[Extracts from a graphics dataset]
# # # # #

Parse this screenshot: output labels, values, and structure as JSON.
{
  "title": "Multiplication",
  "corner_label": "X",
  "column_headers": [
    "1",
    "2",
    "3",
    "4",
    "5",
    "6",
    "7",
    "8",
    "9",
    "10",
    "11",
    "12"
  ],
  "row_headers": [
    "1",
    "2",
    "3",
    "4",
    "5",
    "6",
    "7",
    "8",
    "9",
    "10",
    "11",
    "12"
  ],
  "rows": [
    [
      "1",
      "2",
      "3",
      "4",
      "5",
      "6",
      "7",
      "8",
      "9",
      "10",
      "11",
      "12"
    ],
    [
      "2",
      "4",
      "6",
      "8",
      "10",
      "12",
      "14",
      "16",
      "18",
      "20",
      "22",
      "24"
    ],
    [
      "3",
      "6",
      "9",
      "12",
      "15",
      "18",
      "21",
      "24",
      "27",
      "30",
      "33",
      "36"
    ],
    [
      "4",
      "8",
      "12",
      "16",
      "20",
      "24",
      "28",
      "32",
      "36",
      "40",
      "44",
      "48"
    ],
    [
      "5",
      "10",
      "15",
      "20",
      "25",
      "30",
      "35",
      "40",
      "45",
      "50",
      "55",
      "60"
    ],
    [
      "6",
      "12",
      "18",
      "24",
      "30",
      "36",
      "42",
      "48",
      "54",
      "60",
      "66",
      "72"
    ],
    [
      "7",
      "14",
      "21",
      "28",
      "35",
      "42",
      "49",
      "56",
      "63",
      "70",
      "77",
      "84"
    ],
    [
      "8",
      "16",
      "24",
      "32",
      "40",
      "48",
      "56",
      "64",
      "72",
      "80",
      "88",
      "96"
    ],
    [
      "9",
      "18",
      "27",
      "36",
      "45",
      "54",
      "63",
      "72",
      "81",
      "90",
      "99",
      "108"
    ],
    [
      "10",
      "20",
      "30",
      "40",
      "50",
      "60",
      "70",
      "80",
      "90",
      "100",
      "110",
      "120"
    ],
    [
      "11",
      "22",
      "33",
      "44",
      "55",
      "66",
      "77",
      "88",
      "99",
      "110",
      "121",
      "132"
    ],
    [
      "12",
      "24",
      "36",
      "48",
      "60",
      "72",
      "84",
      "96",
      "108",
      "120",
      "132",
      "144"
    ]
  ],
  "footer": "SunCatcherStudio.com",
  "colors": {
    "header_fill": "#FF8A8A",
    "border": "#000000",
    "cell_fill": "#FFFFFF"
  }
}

# # # # #

Task:
Retype all of the entries precisely as they are.

Response to the task:
Parse this screenshot: output labels, values, and structure as JSON.
{
  "title": "Multiplication",
  "corner_label": "X",
  "column_headers": [
    "1",
    "2",
    "3",
    "4",
    "5",
    "6",
    "7",
    "8",
    "9",
    "10",
    "11",
    "12"
  ],
  "row_headers": [
    "1",
    "2",
    "3",
    "4",
    "5",
    "6",
    "7",
    "8",
    "9",
    "10",
    "11",
    "12"
  ],
  "rows": [
    [
      "1",
      "2",
      "3",
      "4",
      "5",
      "6",
      "7",
      "8",
      "9",
      "10",
      "11",
      "12"
    ],
    [
      "2",
      "4",
      "6",
      "8",
      "10",
      "12",
      "14",
      "16",
      "18",
      "20",
      "22",
      "24"
    ],
    [
      "3",
      "6",
      "9",
      "12",
      "15",
      "18",
      "21",
      "24",
      "27",
      "30",
      "33",
      "36"
    ],
    [
      "4",
      "8",
      "12",
      "16",
      "20",
      "24",
      "28",
      "32",
      "36",
      "40",
      "44",
      "48"
    ],
    [
      "5",
      "10",
      "15",
      "20",
      "25",
      "30",
      "35",
      "40",
      "45",
      "50",
      "55",
      "60"
    ],
    [
      "6",
      "12",
      "18",
      "24",
      "30",
      "36",
      "42",
      "48",
      "54",
      "60",
      "66",
      "72"
    ],
    [
      "7",
      "14",
      "21",
      "28",
      "35",
      "42",
      "49",
      "56",
      "63",
      "70",
      "77",
      "84"
    ],
    [
      "8",
      "16",
      "24",
      "32",
      "40",
      "48",
      "56",
      "64",
      "72",
      "80",
      "88",
      "96"
    ],
    [
      "9",
      "18",
      "27",
      "36",
      "45",
      "54",
      "63",
      "72",
      "81",
      "90",
      "99",
      "108"
    ],
    [
      "10",
      "20",
      "30",
      "40",
      "50",
      "60",
      "70",
      "80",
      "90",
      "100",
      "110",
      "120"
    ],
    [
      "11",
      "22",
      "33",
      "44",
      "55",
      "66",
      "77",
      "88",
      "99",
      "110",
      "121",
      "132"
    ],
    [
      "12",
      "24",
      "36",
      "48",
      "60",
      "72",
      "84",
      "96",
      "108",
      "120",
      "132",
      "144"
    ]
  ],
  "footer": "SunCatcherStudio.com",
  "colors": {
    "header_fill": "#FF8A8A",
    "border": "#000000",
    "cell_fill": "#FFFFFF"
  }
}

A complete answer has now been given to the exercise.